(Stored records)
* BEGIN *
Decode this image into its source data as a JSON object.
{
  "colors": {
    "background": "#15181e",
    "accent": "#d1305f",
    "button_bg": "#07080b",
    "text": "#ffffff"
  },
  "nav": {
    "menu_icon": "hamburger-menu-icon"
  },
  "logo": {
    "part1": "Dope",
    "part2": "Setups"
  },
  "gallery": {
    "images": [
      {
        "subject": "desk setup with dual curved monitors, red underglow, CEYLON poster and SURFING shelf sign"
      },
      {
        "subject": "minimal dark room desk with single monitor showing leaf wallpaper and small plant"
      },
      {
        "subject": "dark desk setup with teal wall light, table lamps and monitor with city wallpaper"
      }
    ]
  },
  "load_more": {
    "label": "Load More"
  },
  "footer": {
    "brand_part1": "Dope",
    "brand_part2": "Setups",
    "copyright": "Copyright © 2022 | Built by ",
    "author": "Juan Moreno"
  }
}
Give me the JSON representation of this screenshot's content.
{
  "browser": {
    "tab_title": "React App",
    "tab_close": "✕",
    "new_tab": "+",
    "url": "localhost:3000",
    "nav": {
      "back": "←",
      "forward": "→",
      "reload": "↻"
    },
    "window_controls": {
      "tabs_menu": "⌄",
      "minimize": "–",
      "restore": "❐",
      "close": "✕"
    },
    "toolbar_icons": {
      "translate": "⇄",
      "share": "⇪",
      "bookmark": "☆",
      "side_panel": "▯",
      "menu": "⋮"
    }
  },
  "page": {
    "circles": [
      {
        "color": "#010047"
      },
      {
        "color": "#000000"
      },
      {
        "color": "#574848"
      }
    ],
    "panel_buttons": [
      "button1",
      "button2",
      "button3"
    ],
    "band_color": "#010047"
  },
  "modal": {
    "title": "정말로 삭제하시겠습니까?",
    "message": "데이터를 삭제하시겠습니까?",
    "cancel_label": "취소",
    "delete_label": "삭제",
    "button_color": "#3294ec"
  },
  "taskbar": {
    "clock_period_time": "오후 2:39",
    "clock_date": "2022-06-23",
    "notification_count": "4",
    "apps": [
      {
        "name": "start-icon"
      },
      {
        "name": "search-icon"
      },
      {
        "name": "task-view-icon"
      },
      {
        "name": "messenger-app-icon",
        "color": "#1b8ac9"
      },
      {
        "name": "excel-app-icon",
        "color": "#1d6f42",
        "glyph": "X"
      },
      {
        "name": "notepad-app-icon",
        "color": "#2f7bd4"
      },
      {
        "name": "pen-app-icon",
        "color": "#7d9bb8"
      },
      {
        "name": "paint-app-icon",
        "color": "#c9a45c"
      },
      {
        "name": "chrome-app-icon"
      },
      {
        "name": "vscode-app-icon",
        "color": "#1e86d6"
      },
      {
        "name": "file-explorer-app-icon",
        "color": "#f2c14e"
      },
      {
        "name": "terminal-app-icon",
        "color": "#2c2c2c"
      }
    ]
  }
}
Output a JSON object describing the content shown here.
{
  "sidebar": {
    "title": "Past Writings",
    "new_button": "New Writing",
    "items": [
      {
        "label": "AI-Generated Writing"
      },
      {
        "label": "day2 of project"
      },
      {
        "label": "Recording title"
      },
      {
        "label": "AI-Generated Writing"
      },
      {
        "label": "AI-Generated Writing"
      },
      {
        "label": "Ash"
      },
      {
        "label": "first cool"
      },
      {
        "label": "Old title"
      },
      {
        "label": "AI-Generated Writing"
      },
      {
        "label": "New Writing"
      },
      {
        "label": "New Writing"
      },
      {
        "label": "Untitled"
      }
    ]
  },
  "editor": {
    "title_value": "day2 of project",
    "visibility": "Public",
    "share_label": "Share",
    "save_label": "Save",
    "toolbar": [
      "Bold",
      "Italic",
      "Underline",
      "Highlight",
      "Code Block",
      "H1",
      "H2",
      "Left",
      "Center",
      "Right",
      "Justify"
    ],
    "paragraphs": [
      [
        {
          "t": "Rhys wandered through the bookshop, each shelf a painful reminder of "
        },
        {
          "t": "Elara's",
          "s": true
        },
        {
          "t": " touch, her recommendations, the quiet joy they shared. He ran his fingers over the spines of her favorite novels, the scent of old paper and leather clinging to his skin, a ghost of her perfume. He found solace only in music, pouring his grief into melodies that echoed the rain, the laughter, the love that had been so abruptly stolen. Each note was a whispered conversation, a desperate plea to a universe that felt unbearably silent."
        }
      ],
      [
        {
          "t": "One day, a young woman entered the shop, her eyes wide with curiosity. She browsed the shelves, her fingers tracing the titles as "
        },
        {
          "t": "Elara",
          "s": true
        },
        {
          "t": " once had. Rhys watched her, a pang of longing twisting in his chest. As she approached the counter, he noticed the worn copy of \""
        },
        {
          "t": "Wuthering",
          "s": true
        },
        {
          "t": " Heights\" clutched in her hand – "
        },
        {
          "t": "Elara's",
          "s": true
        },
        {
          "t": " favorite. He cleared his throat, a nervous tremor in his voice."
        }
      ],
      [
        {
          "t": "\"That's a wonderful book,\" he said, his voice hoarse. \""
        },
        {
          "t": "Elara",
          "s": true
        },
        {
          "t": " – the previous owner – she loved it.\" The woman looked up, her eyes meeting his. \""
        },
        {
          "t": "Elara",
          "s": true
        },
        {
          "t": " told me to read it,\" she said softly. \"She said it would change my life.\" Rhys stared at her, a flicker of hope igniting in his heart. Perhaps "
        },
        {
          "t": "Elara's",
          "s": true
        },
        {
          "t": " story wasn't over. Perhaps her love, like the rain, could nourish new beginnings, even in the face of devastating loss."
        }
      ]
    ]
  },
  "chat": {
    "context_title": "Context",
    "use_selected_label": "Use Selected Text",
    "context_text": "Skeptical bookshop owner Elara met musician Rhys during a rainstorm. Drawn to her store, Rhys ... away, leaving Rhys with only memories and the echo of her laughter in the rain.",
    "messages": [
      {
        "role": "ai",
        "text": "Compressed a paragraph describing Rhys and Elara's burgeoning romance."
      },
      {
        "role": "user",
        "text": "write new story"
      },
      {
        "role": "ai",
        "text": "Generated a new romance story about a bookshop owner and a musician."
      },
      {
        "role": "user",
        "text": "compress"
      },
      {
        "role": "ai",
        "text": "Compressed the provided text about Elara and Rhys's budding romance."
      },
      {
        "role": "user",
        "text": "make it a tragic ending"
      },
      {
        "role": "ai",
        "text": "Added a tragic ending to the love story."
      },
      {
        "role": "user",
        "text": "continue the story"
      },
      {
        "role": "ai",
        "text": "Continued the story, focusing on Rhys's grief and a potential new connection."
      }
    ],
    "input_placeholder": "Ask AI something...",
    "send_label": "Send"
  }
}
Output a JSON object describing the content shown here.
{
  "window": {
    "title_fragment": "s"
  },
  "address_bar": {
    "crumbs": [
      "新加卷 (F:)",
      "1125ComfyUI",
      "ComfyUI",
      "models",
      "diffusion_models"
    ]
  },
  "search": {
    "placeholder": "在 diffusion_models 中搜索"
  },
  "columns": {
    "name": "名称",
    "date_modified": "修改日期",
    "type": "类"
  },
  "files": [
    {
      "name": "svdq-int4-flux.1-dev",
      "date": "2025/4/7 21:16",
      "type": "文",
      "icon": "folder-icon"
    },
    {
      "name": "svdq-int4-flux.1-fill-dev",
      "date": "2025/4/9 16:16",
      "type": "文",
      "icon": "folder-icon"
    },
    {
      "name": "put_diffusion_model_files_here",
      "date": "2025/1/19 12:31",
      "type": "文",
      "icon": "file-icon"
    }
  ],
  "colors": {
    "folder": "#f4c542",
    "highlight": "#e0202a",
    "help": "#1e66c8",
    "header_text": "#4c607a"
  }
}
* END *
§ Written task:
Of all the lines in the material above, how many contain the word "dark"? Give only the count.

§ Correct result:
2